══ Data supplied
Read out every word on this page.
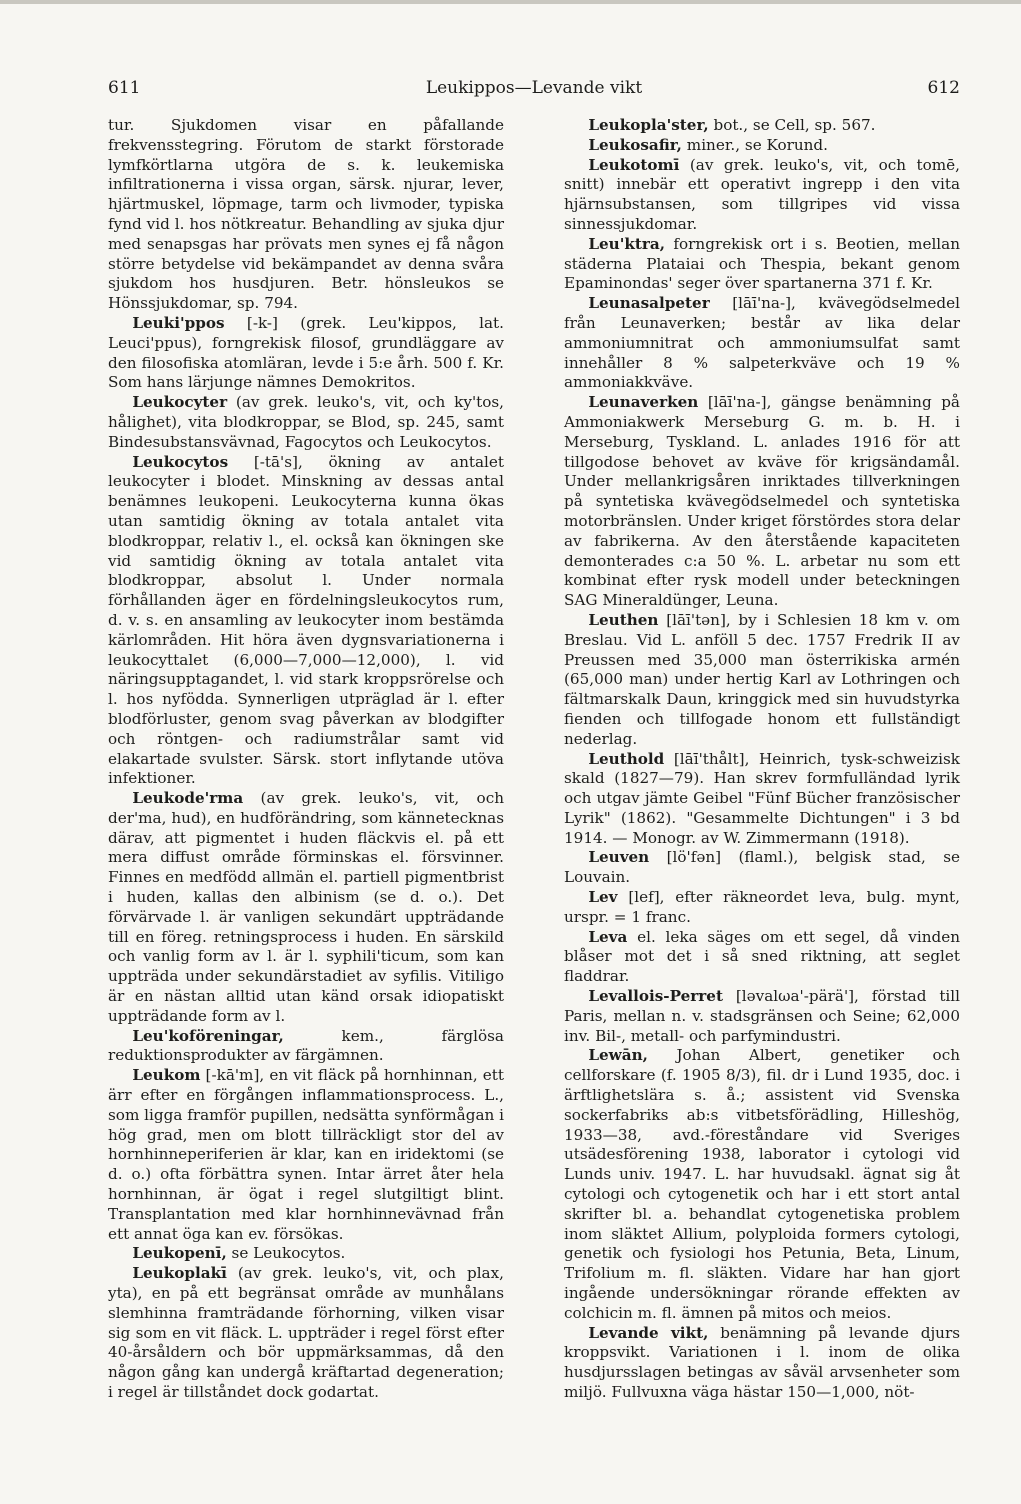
611	Leukippos—Levande vikt	612

tur. Sjukdomen visar en påfallande frekvensstegring. Förutom de starkt förstorade lymfkörtlarna utgöra de s. k. leukemiska infiltrationerna i vissa organ, särsk. njurar, lever, hjärtmuskel, löpmage, tarm och livmoder, typiska fynd vid l. hos nötkreatur. Behandling av sjuka djur med senapsgas har prövats men synes ej få någon större betydelse vid bekämpandet av denna svåra sjukdom hos husdjuren. Betr. hönsleukos se Hönssjukdomar, sp. 794.

Leuki'ppos [-k-] (grek. Leu'kippos, lat. Leuci'ppus), forngrekisk filosof, grundläggare av den filosofiska atomläran, levde i 5:e årh. 500 f. Kr. Som hans lärjunge nämnes Demokritos.

Leukocyter (av grek. leuko's, vit, och ky'tos, hålighet), vita blodkroppar, se Blod, sp. 245, samt Bindesubstansvävnad, Fagocytos och Leukocytos.

Leukocytos [-tā's], ökning av antalet leukocyter i blodet. Minskning av dessas antal benämnes leukopeni. Leukocyterna kunna ökas utan samtidig ökning av totala antalet vita blodkroppar, relativ l., el. också kan ökningen ske vid samtidig ökning av totala antalet vita blodkroppar, absolut l. Under normala förhållanden äger en fördelningsleukocytos rum, d. v. s. en ansamling av leukocyter inom bestämda kärlområden. Hit höra även dygnsvariationerna i leukocyttalet (6,000—7,000—12,000), l. vid näringsupptagandet, l. vid stark kroppsrörelse och l. hos nyfödda. Synnerligen utpräglad är l. efter blodförluster, genom svag påverkan av blodgifter och röntgen- och radiumstrålar samt vid elakartade svulster. Särsk. stort inflytande utöva infektioner.

Leukode'rma (av grek. leuko's, vit, och der'ma, hud), en hudförändring, som kännetecknas därav, att pigmentet i huden fläckvis el. på ett mera diffust område förminskas el. försvinner. Finnes en medfödd allmän el. partiell pigmentbrist i huden, kallas den albinism (se d. o.). Det förvärvade l. är vanligen sekundärt uppträdande till en föreg. retningsprocess i huden. En särskild och vanlig form av l. är l. syphili'ticum, som kan uppträda under sekundärstadiet av syfilis. Vitiligo är en nästan alltid utan känd orsak idiopatiskt uppträdande form av l.

Leu'koföreningar, kem., färglösa reduktionsprodukter av färgämnen.

Leukom [-kā'm], en vit fläck på hornhinnan, ett ärr efter en förgången inflammationsprocess. L., som ligga framför pupillen, nedsätta synförmågan i hög grad, men om blott tillräckligt stor del av hornhinneperiferien är klar, kan en iridektomi (se d. o.) ofta förbättra synen. Intar ärret åter hela hornhinnan, är ögat i regel slutgiltigt blint. Transplantation med klar hornhinnevävnad från ett annat öga kan ev. försökas.

Leukopenī, se Leukocytos.

Leukoplakī (av grek. leuko's, vit, och plax, yta), en på ett begränsat område av munhålans slemhinna framträdande förhorning, vilken visar sig som en vit fläck. L. uppträder i regel först efter 40-årsåldern och bör uppmärksammas, då den någon gång kan undergå kräftartad degeneration; i regel är tillståndet dock godartat.

Leukopla'ster, bot., se Cell, sp. 567.

Leukosafir, miner., se Korund.

Leukotomī (av grek. leuko's, vit, och tomē, snitt) innebär ett operativt ingrepp i den vita hjärnsubstansen, som tillgripes vid vissa sinnessjukdomar.

Leu'ktra, forngrekisk ort i s. Beotien, mellan städerna Plataiai och Thespia, bekant genom Epaminondas' seger över spartanerna 371 f. Kr.

Leunasalpeter [lāī'na-], kvävegödselmedel från Leunaverken; består av lika delar ammoniumnitrat och ammoniumsulfat samt innehåller 8 % salpeterkväve och 19 % ammoniakkväve.

Leunaverken [lāī'na-], gängse benämning på Ammoniakwerk Merseburg G. m. b. H. i Merseburg, Tyskland. L. anlades 1916 för att tillgodose behovet av kväve för krigsändamål. Under mellankrigsåren inriktades tillverkningen på syntetiska kvävegödselmedel och syntetiska motorbränslen. Under kriget förstördes stora delar av fabrikerna. Av den återstående kapaciteten demonterades c:a 50 %. L. arbetar nu som ett kombinat efter rysk modell under beteckningen SAG Mineraldünger, Leuna.

Leuthen [lāī'tən], by i Schlesien 18 km v. om Breslau. Vid L. anföll 5 dec. 1757 Fredrik II av Preussen med 35,000 man österrikiska armén (65,000 man) under hertig Karl av Lothringen och fältmarskalk Daun, kringgick med sin huvudstyrka fienden och tillfogade honom ett fullständigt nederlag.

Leuthold [lāī'thålt], Heinrich, tysk-schweizisk skald (1827—79). Han skrev formfulländad lyrik och utgav jämte Geibel "Fünf Bücher französischer Lyrik" (1862). "Gesammelte Dichtungen" i 3 bd 1914. — Monogr. av W. Zimmermann (1918).

Leuven [lö'fən] (flaml.), belgisk stad, se Louvain.

Lev [lef], efter räkneordet leva, bulg. mynt, urspr. = 1 franc.

Leva el. leka säges om ett segel, då vinden blåser mot det i så sned riktning, att seglet fladdrar.

Levallois-Perret [ləvalωa'-pärä'], förstad till Paris, mellan n. v. stadsgränsen och Seine; 62,000 inv. Bil-, metall- och parfymindustri.

Lewān, Johan Albert, genetiker och cellforskare (f. 1905 8/3), fil. dr i Lund 1935, doc. i ärftlighetslära s. å.; assistent vid Svenska sockerfabriks ab:s vitbetsförädling, Hilleshög, 1933—38, avd.-föreståndare vid Sveriges utsädesförening 1938, laborator i cytologi vid Lunds univ. 1947. L. har huvudsakl. ägnat sig åt cytologi och cytogenetik och har i ett stort antal skrifter bl. a. behandlat cytogenetiska problem inom släktet Allium, polyploida formers cytologi, genetik och fysiologi hos Petunia, Beta, Linum, Trifolium m. fl. släkten. Vidare har han gjort ingående undersökningar rörande effekten av colchicin m. fl. ämnen på mitos och meios.

Levande vikt, benämning på levande djurs kroppsvikt. Variationen i l. inom de olika husdjursslagen betingas av såväl arvsenheter som miljö. Fullvuxna väga hästar 150—1,000, nöt-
════
→ **Task goal**
A single number is the answer: how many lines of the entries above contain "någon"?

→ **Expected answer**
2